══ EXTRACTED RECORDS ══
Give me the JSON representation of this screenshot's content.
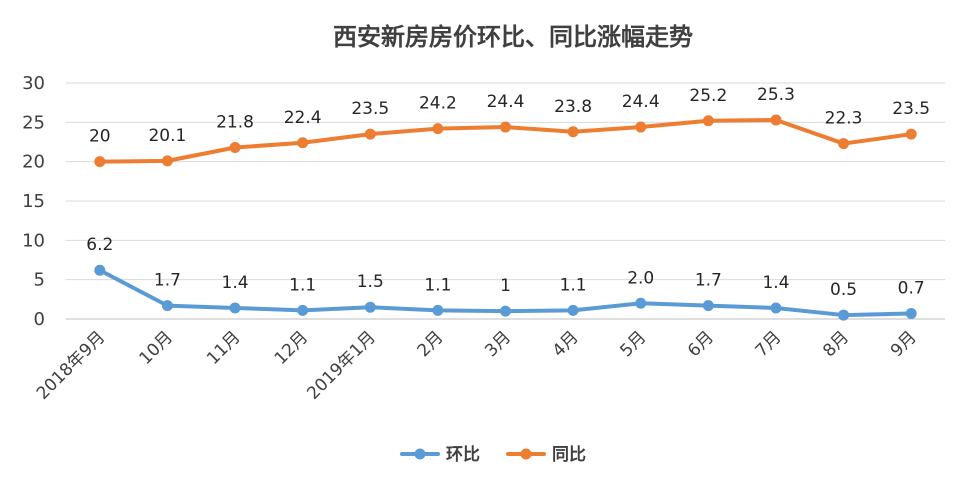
{
  "chart_data": {
    "type": "line",
    "title": "西安新房房价环比、同比涨幅走势",
    "categories": [
      "2018年9月",
      "10月",
      "11月",
      "12月",
      "2019年1月",
      "2月",
      "3月",
      "4月",
      "5月",
      "6月",
      "7月",
      "8月",
      "9月"
    ],
    "series": [
      {
        "name": "环比",
        "color": "#5b9bd5",
        "values": [
          6.2,
          1.7,
          1.4,
          1.1,
          1.5,
          1.1,
          1,
          1.1,
          2.0,
          1.7,
          1.4,
          0.5,
          0.7
        ],
        "labels": [
          "6.2",
          "1.7",
          "1.4",
          "1.1",
          "1.5",
          "1.1",
          "1",
          "1.1",
          "2.0",
          "1.7",
          "1.4",
          "0.5",
          "0.7"
        ]
      },
      {
        "name": "同比",
        "color": "#ed7d31",
        "values": [
          20,
          20.1,
          21.8,
          22.4,
          23.5,
          24.2,
          24.4,
          23.8,
          24.4,
          25.2,
          25.3,
          22.3,
          23.5
        ],
        "labels": [
          "20",
          "20.1",
          "21.8",
          "22.4",
          "23.5",
          "24.2",
          "24.4",
          "23.8",
          "24.4",
          "25.2",
          "25.3",
          "22.3",
          "23.5"
        ]
      }
    ],
    "ylim": [
      0,
      30
    ],
    "yticks": [
      0,
      5,
      10,
      15,
      20,
      25,
      30
    ],
    "grid": true,
    "legend_position": "bottom"
  }
}
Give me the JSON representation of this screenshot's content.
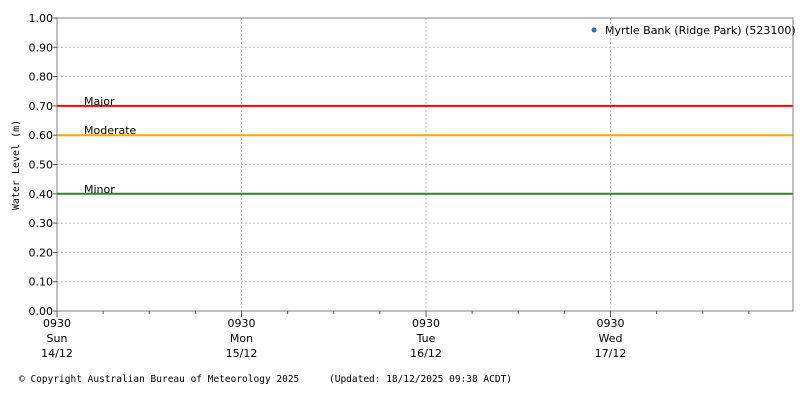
{
  "chart_data": {
    "type": "line",
    "ylabel": "Water Level (m)",
    "ylim": [
      0,
      1.0
    ],
    "y_ticks": [
      "0.00",
      "0.10",
      "0.20",
      "0.30",
      "0.40",
      "0.50",
      "0.60",
      "0.70",
      "0.80",
      "0.90",
      "1.00"
    ],
    "x_ticks": [
      {
        "time": "0930",
        "day": "Sun",
        "date": "14/12"
      },
      {
        "time": "0930",
        "day": "Mon",
        "date": "15/12"
      },
      {
        "time": "0930",
        "day": "Tue",
        "date": "16/12"
      },
      {
        "time": "0930",
        "day": "Wed",
        "date": "17/12"
      }
    ],
    "x_range_days": [
      0,
      4
    ],
    "grid": true,
    "legend": {
      "placement": "top-right",
      "entries": [
        {
          "name": "Myrtle Bank (Ridge Park) (523100)",
          "color": "#1f78c8"
        }
      ]
    },
    "series": [
      {
        "name": "Myrtle Bank (Ridge Park) (523100)",
        "values": []
      }
    ],
    "thresholds": [
      {
        "label": "Major",
        "value": 0.7,
        "color": "#ff0000"
      },
      {
        "label": "Moderate",
        "value": 0.6,
        "color": "#ffa500"
      },
      {
        "label": "Minor",
        "value": 0.4,
        "color": "#228b22"
      }
    ]
  },
  "footer": {
    "copyright": "© Copyright Australian Bureau of Meteorology 2025",
    "updated": "(Updated: 18/12/2025 09:38 ACDT)"
  }
}
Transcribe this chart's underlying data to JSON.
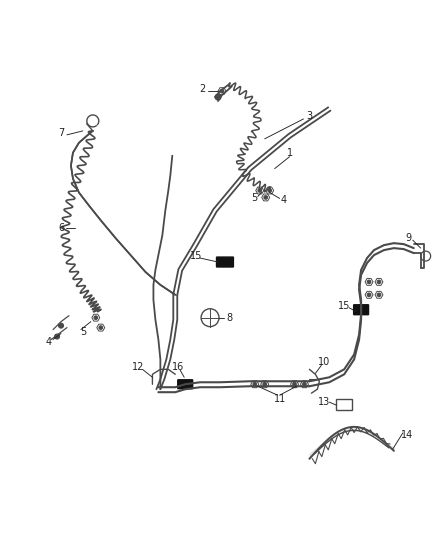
{
  "background_color": "#ffffff",
  "line_color": "#4a4a4a",
  "dark_color": "#222222",
  "label_color": "#333333",
  "fig_width": 4.38,
  "fig_height": 5.33,
  "dpi": 100
}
═══
— GOAL —
Reproduce the listing above exactly, excluding all pictures.

— SOLUTION —
Give me the JSON representation of this screenshot's content.
{
  "chart_data": {
    "type": "line",
    "title": "西安新房房价环比、同比涨幅走势",
    "categories": [
      "2018年9月",
      "10月",
      "11月",
      "12月",
      "2019年1月",
      "2月",
      "3月",
      "4月",
      "5月",
      "6月",
      "7月",
      "8月",
      "9月"
    ],
    "series": [
      {
        "name": "环比",
        "color": "#5b9bd5",
        "values": [
          6.2,
          1.7,
          1.4,
          1.1,
          1.5,
          1.1,
          1,
          1.1,
          2.0,
          1.7,
          1.4,
          0.5,
          0.7
        ],
        "labels": [
          "6.2",
          "1.7",
          "1.4",
          "1.1",
          "1.5",
          "1.1",
          "1",
          "1.1",
          "2.0",
          "1.7",
          "1.4",
          "0.5",
          "0.7"
        ]
      },
      {
        "name": "同比",
        "color": "#ed7d31",
        "values": [
          20,
          20.1,
          21.8,
          22.4,
          23.5,
          24.2,
          24.4,
          23.8,
          24.4,
          25.2,
          25.3,
          22.3,
          23.5
        ],
        "labels": [
          "20",
          "20.1",
          "21.8",
          "22.4",
          "23.5",
          "24.2",
          "24.4",
          "23.8",
          "24.4",
          "25.2",
          "25.3",
          "22.3",
          "23.5"
        ]
      }
    ],
    "ylim": [
      0,
      30
    ],
    "yticks": [
      0,
      5,
      10,
      15,
      20,
      25,
      30
    ],
    "grid": true,
    "legend_position": "bottom"
  }
}
Give me the JSON representation of this screenshot's content.
{
  "chart_data": {
    "type": "line",
    "ylabel": "Water Level (m)",
    "ylim": [
      0,
      1.0
    ],
    "y_ticks": [
      "0.00",
      "0.10",
      "0.20",
      "0.30",
      "0.40",
      "0.50",
      "0.60",
      "0.70",
      "0.80",
      "0.90",
      "1.00"
    ],
    "x_ticks": [
      {
        "time": "0930",
        "day": "Sun",
        "date": "14/12"
      },
      {
        "time": "0930",
        "day": "Mon",
        "date": "15/12"
      },
      {
        "time": "0930",
        "day": "Tue",
        "date": "16/12"
      },
      {
        "time": "0930",
        "day": "Wed",
        "date": "17/12"
      }
    ],
    "x_range_days": [
      0,
      4
    ],
    "grid": true,
    "legend": {
      "placement": "top-right",
      "entries": [
        {
          "name": "Myrtle Bank (Ridge Park) (523100)",
          "color": "#1f78c8"
        }
      ]
    },
    "series": [
      {
        "name": "Myrtle Bank (Ridge Park) (523100)",
        "values": []
      }
    ],
    "thresholds": [
      {
        "label": "Major",
        "value": 0.7,
        "color": "#ff0000"
      },
      {
        "label": "Moderate",
        "value": 0.6,
        "color": "#ffa500"
      },
      {
        "label": "Minor",
        "value": 0.4,
        "color": "#228b22"
      }
    ]
  },
  "footer": {
    "copyright": "© Copyright Australian Bureau of Meteorology 2025",
    "updated": "(Updated: 18/12/2025 09:38 ACDT)"
  }
}
Transcribe this chart's underlying data to JSON.
{
  "background_color": "#ffffff",
  "line_color": "#4a4a4a",
  "dark_color": "#222222",
  "label_color": "#333333",
  "fig_width": 4.38,
  "fig_height": 5.33,
  "dpi": 100
}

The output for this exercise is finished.